== TEXTE RETENU ==
******************************
Sécuriser l’informatique mobile
La multiplication des équipements mobiles (ordinateurs et téléphones portables, disques durs, clés USB, etc) rend indispensable d’anticiper les atteintes à la sécurité des données consécutives au vol ou à la perte de tels équipements. Il est donc indispensable de :
- authentifier les utilisateurs à l’ouverture de session (exemple : par un couple identifiant/mot de passe comme décrit dans la section « Authentifier les utilisateurs ») ;
- mettre en œuvre des mécanismes de sauvegardes ou de synchronisation ;
- prévoir des moyens de chiffrement des postes nomades et supports de stockage mobiles (ordinateur portable, clés USB, disque dur externes, CD-R, DVD-RW, etc). De nombreux ordinateurs portables intègrent une solution de chiffrement du disque dur : le cas échéant, il convient d’utiliser cette fonctionnalité.
Ce qu’il faut éviter
• Utiliser comme outil de sauvegarde ou de synchronisation des services cloud installés par défaut sur un appareil sans analyse approfondie de leurs conditions d’utilisation et des engagements contractuels et de sécurité pris par les fournisseurs de ces services ;
• Avoir recours à un réseau Wi-Fi public pour naviguer sur internet, ce qui peut engendrer de nombreux risques (attaques de type man-in-the-middle , absence de confidentialité des informations, distribution de malwares, points d'accès malveillants, etc).
******************************
== CONTENU DES DONNÉES ==
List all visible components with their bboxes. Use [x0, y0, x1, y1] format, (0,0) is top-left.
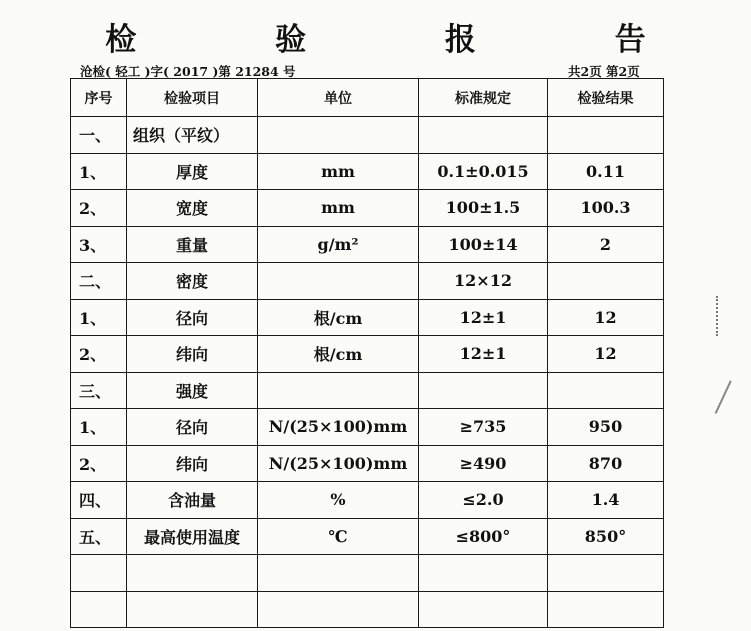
******************************
Dans le texte sur la sécurisation de l'informatique mobile, condensez le paragraphe qui commence par « prévoir des moyens de chiffrement » sans perdre ses faits principaux.

== SOLUTION PROPOSÉE ==
Chiffrer les postes nomades et les supports de stockage mobiles (ordinateurs portables, clés USB, disques durs externes, CD-R, DVD-RW, etc.). Si l'ordinateur portable intègre une solution de chiffrement du disque dur, il convient de l'utiliser.